SUPPLIED DATA:
....

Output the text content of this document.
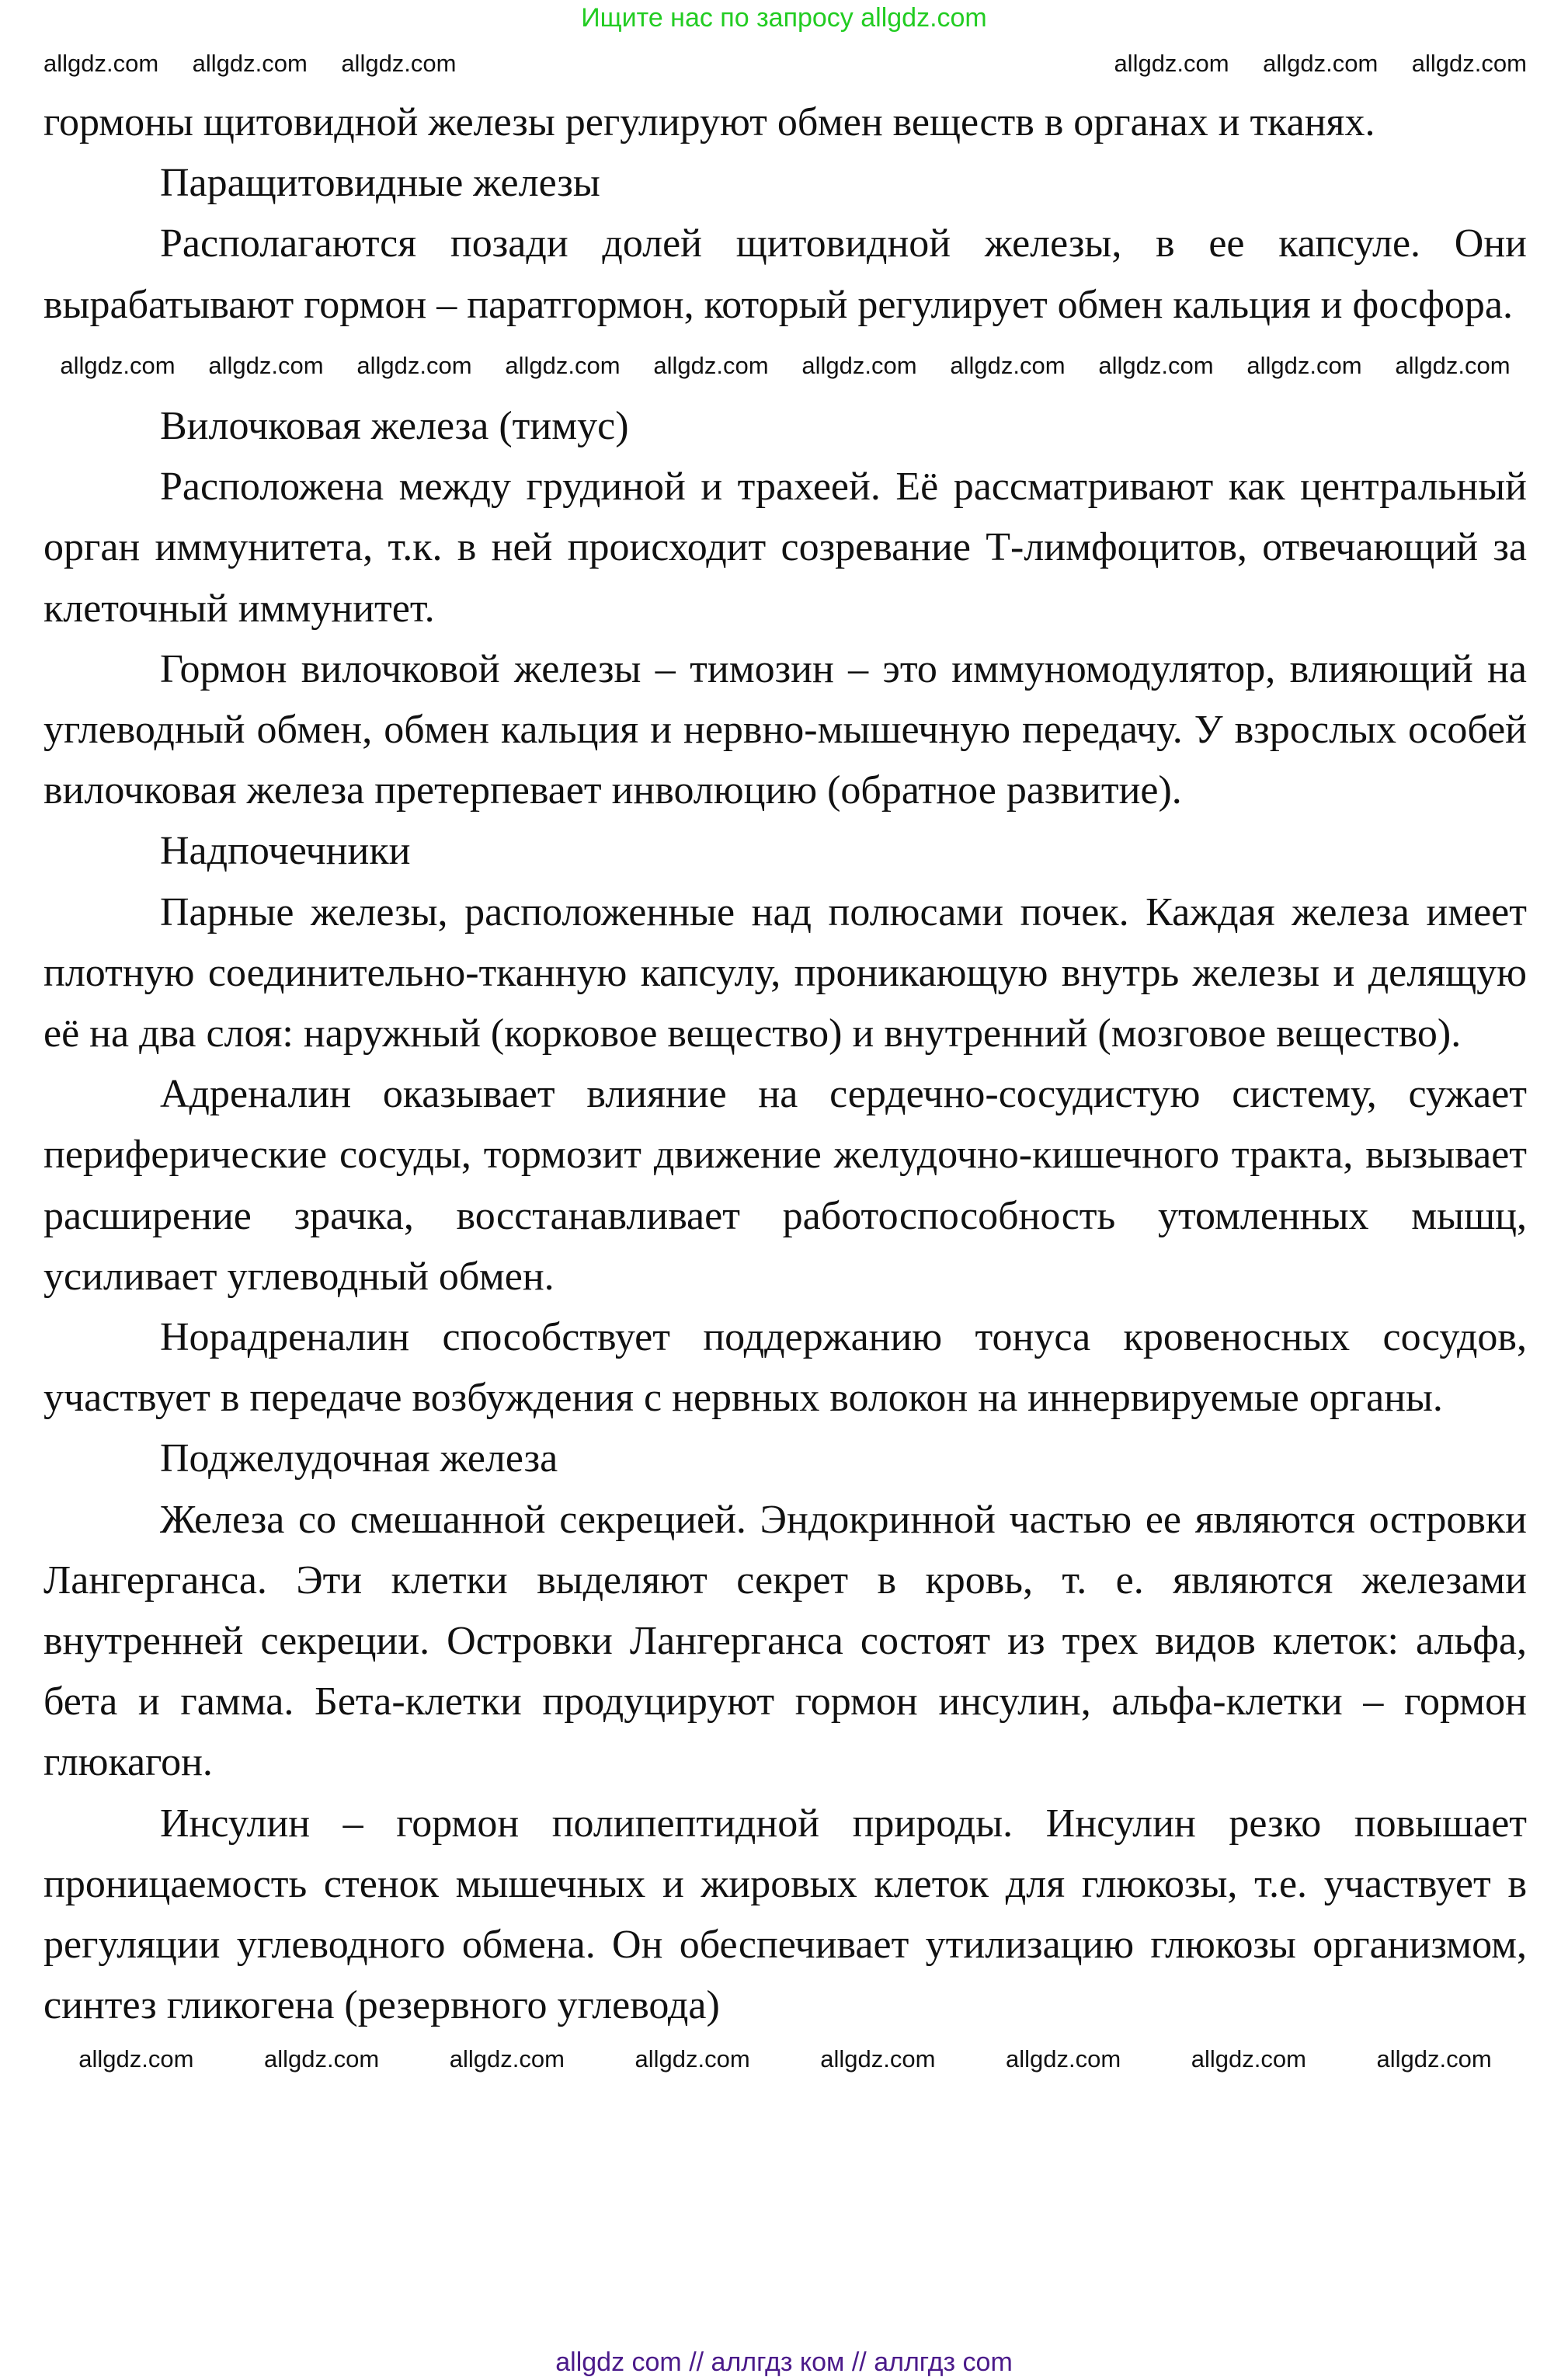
Ищите нас по запросу allgdz.com
allgdz.com allgdz.com allgdz.com	allgdz.com allgdz.com allgdz.com

гормоны щитовидной железы регулируют обмен веществ в органах и тканях.

Паращитовидные железы

Располагаются позади долей щитовидной железы, в ее капсуле. Они вырабатывают гормон – паратгормон, который регулирует обмен кальция и фосфора.

allgdz.com allgdz.com allgdz.com allgdz.com allgdz.com allgdz.com allgdz.com allgdz.com allgdz.com allgdz.com

Вилочковая железа (тимус)

Расположена между грудиной и трахеей. Её рассматривают как центральный орган иммунитета, т.к. в ней происходит созревание Т-лимфоцитов, отвечающий за клеточный иммунитет.

Гормон вилочковой железы – тимозин – это иммуномодулятор, влияющий на углеводный обмен, обмен кальция и нервно-мышечную передачу. У взрослых особей вилочковая железа претерпевает инволюцию (обратное развитие).

Надпочечники

Парные железы, расположенные над полюсами почек. Каждая железа имеет плотную соединительно-тканную капсулу, проникающую внутрь железы и делящую её на два слоя: наружный (корковое вещество) и внутренний (мозговое вещество).

Адреналин оказывает влияние на сердечно-сосудистую систему, сужает периферические сосуды, тормозит движение желудочно-кишечного тракта, вызывает расширение зрачка, восстанавливает работоспособность утомленных мышц, усиливает углеводный обмен.

Норадреналин способствует поддержанию тонуса кровеносных сосудов, участвует в передаче возбуждения с нервных волокон на иннервируемые органы.

Поджелудочная железа

Железа со смешанной секрецией. Эндокринной частью ее являются островки Лангерганса. Эти клетки выделяют секрет в кровь, т. е. являются железами внутренней секреции. Островки Лангерганса состоят из трех видов клеток: альфа, бета и гамма. Бета-клетки продуцируют гормон инсулин, альфа-клетки – гормон глюкагон.

Инсулин – гормон полипептидной природы. Инсулин резко повышает проницаемость стенок мышечных и жировых клеток для глюкозы, т.е. участвует в регуляции углеводного обмена. Он обеспечивает утилизацию глюкозы организмом, синтез гликогена (резервного углевода)

allgdz.com	allgdz.com	allgdz.com	allgdz.com	allgdz.com	allgdz.com	allgdz.com	allgdz.com
allgdz com // аллгдз ком // аллгдз com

....

AIM OF THE EXERCISE: Using the entries above, return each line that includes the word "железы".

FULL RESPONSE:
гормоны щитовидной железы регулируют обмен веществ в органах и тканях.
Паращитовидные железы
Располагаются позади долей щитовидной железы, в ее капсуле. Они вырабатывают гормон – паратгормон, который регулирует обмен кальция и фосфора.
Гормон вилочковой железы – тимозин – это иммуномодулятор, влияющий на углеводный обмен, обмен кальция и нервно-мышечную передачу. У взрослых особей вилочковая железа претерпевает инволюцию (обратное развитие).
Парные железы, расположенные над полюсами почек. Каждая железа имеет плотную соединительно-тканную капсулу, проникающую внутрь железы и делящую её на два слоя: наружный (корковое вещество) и внутренний (мозговое вещество).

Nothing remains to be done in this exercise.